Data excerpts
* * * *
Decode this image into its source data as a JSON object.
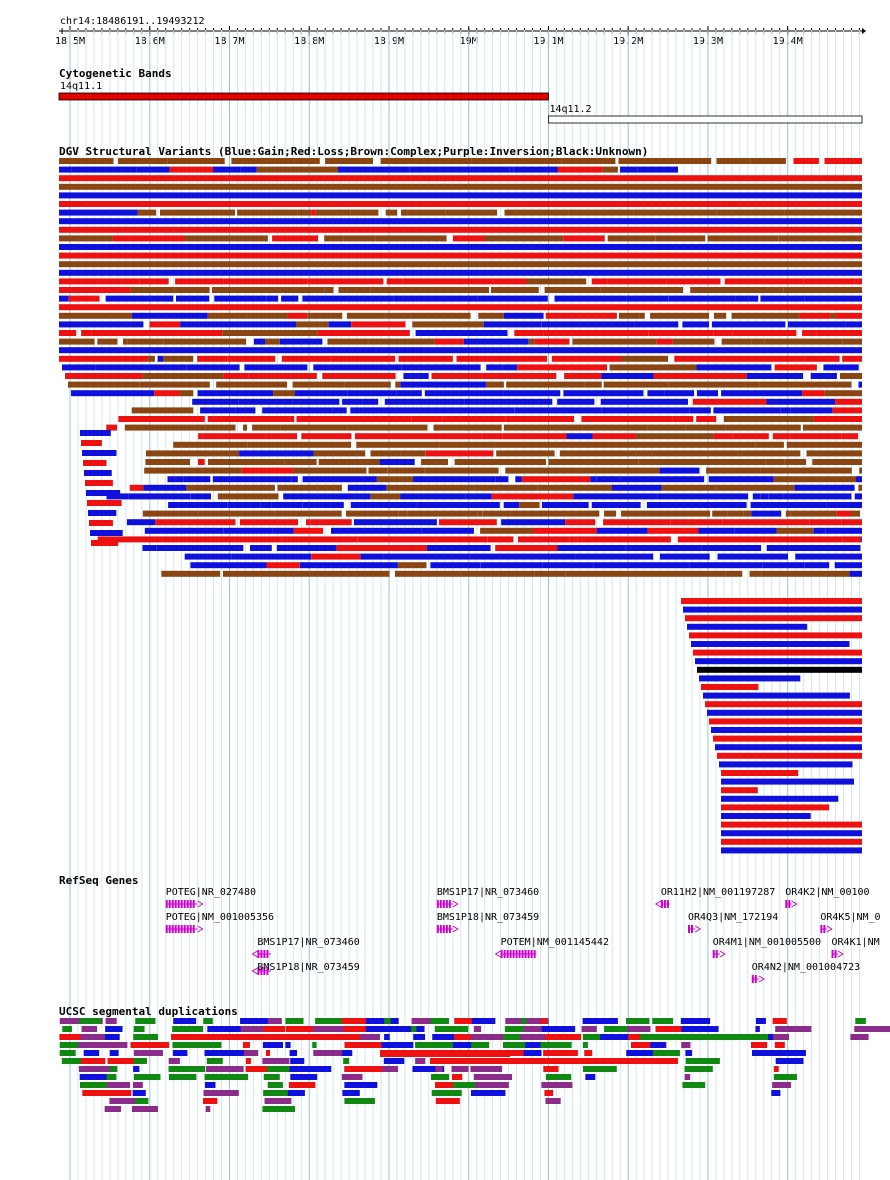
{
  "ruler": {
    "region": "chr14:18486191..19493212",
    "ticks": [
      "18.5M",
      "18.6M",
      "18.7M",
      "18.8M",
      "18.9M",
      "19M",
      "19.1M",
      "19.2M",
      "19.3M",
      "19.4M"
    ]
  },
  "cytoband": {
    "title": "Cytogenetic Bands",
    "bands": [
      {
        "name": "14q11.1",
        "start": 18486191,
        "end": 19100000,
        "color": "#e00000"
      },
      {
        "name": "14q11.2",
        "start": 19100000,
        "end": 19493212,
        "color": "#ffffff"
      }
    ]
  },
  "dgv": {
    "title": "DGV Structural Variants (Blue:Gain;Red:Loss;Brown:Complex;Purple:Inversion;Black:Unknown)",
    "colors": {
      "gain": "#1010dd",
      "loss": "#ee1111",
      "complex": "#8b4513",
      "inversion": "#800080",
      "unknown": "#000000"
    }
  },
  "refseq": {
    "title": "RefSeq Genes",
    "genes": [
      {
        "label": "POTEG|NR_027480",
        "start": 18620000,
        "end": 18660000,
        "strand": "+"
      },
      {
        "label": "POTEG|NM_001005356",
        "start": 18620000,
        "end": 18660000,
        "strand": "+"
      },
      {
        "label": "BMS1P17|NR_073460",
        "start": 18735000,
        "end": 18752000,
        "strand": "-"
      },
      {
        "label": "BMS1P18|NR_073459",
        "start": 18735000,
        "end": 18752000,
        "strand": "-"
      },
      {
        "label": "BMS1P17|NR_073460",
        "start": 18960000,
        "end": 18980000,
        "strand": "+"
      },
      {
        "label": "BMS1P18|NR_073459",
        "start": 18960000,
        "end": 18980000,
        "strand": "+"
      },
      {
        "label": "POTEM|NM_001145442",
        "start": 19040000,
        "end": 19085000,
        "strand": "-"
      },
      {
        "label": "OR11H2|NM_001197287",
        "start": 19241000,
        "end": 19252000,
        "strand": "-"
      },
      {
        "label": "OR4Q3|NM_172194",
        "start": 19275000,
        "end": 19284000,
        "strand": "+"
      },
      {
        "label": "OR4M1|NM_001005500",
        "start": 19306000,
        "end": 19315000,
        "strand": "+"
      },
      {
        "label": "OR4N2|NM_001004723",
        "start": 19355000,
        "end": 19364000,
        "strand": "+"
      },
      {
        "label": "OR4K2|NM_00100",
        "start": 19397000,
        "end": 19405000,
        "strand": "+"
      },
      {
        "label": "OR4K5|NM_0",
        "start": 19441000,
        "end": 19449000,
        "strand": "+"
      },
      {
        "label": "OR4K1|NM",
        "start": 19455000,
        "end": 19463000,
        "strand": "+"
      }
    ]
  },
  "segdups": {
    "title": "UCSC segmental duplications",
    "colors": [
      "#1010dd",
      "#ee1111",
      "#118811",
      "#8b2c8b"
    ]
  }
}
* * * *
BRIEF =
Reproduce each line above precisely, with no pictures.

ANSWER BOX =
Decode this image into its source data as a JSON object.
{
  "ruler": {
    "region": "chr14:18486191..19493212",
    "ticks": [
      "18.5M",
      "18.6M",
      "18.7M",
      "18.8M",
      "18.9M",
      "19M",
      "19.1M",
      "19.2M",
      "19.3M",
      "19.4M"
    ]
  },
  "cytoband": {
    "title": "Cytogenetic Bands",
    "bands": [
      {
        "name": "14q11.1",
        "start": 18486191,
        "end": 19100000,
        "color": "#e00000"
      },
      {
        "name": "14q11.2",
        "start": 19100000,
        "end": 19493212,
        "color": "#ffffff"
      }
    ]
  },
  "dgv": {
    "title": "DGV Structural Variants (Blue:Gain;Red:Loss;Brown:Complex;Purple:Inversion;Black:Unknown)",
    "colors": {
      "gain": "#1010dd",
      "loss": "#ee1111",
      "complex": "#8b4513",
      "inversion": "#800080",
      "unknown": "#000000"
    }
  },
  "refseq": {
    "title": "RefSeq Genes",
    "genes": [
      {
        "label": "POTEG|NR_027480",
        "start": 18620000,
        "end": 18660000,
        "strand": "+"
      },
      {
        "label": "POTEG|NM_001005356",
        "start": 18620000,
        "end": 18660000,
        "strand": "+"
      },
      {
        "label": "BMS1P17|NR_073460",
        "start": 18735000,
        "end": 18752000,
        "strand": "-"
      },
      {
        "label": "BMS1P18|NR_073459",
        "start": 18735000,
        "end": 18752000,
        "strand": "-"
      },
      {
        "label": "BMS1P17|NR_073460",
        "start": 18960000,
        "end": 18980000,
        "strand": "+"
      },
      {
        "label": "BMS1P18|NR_073459",
        "start": 18960000,
        "end": 18980000,
        "strand": "+"
      },
      {
        "label": "POTEM|NM_001145442",
        "start": 19040000,
        "end": 19085000,
        "strand": "-"
      },
      {
        "label": "OR11H2|NM_001197287",
        "start": 19241000,
        "end": 19252000,
        "strand": "-"
      },
      {
        "label": "OR4Q3|NM_172194",
        "start": 19275000,
        "end": 19284000,
        "strand": "+"
      },
      {
        "label": "OR4M1|NM_001005500",
        "start": 19306000,
        "end": 19315000,
        "strand": "+"
      },
      {
        "label": "OR4N2|NM_001004723",
        "start": 19355000,
        "end": 19364000,
        "strand": "+"
      },
      {
        "label": "OR4K2|NM_00100",
        "start": 19397000,
        "end": 19405000,
        "strand": "+"
      },
      {
        "label": "OR4K5|NM_0",
        "start": 19441000,
        "end": 19449000,
        "strand": "+"
      },
      {
        "label": "OR4K1|NM",
        "start": 19455000,
        "end": 19463000,
        "strand": "+"
      }
    ]
  },
  "segdups": {
    "title": "UCSC segmental duplications",
    "colors": [
      "#1010dd",
      "#ee1111",
      "#118811",
      "#8b2c8b"
    ]
  }
}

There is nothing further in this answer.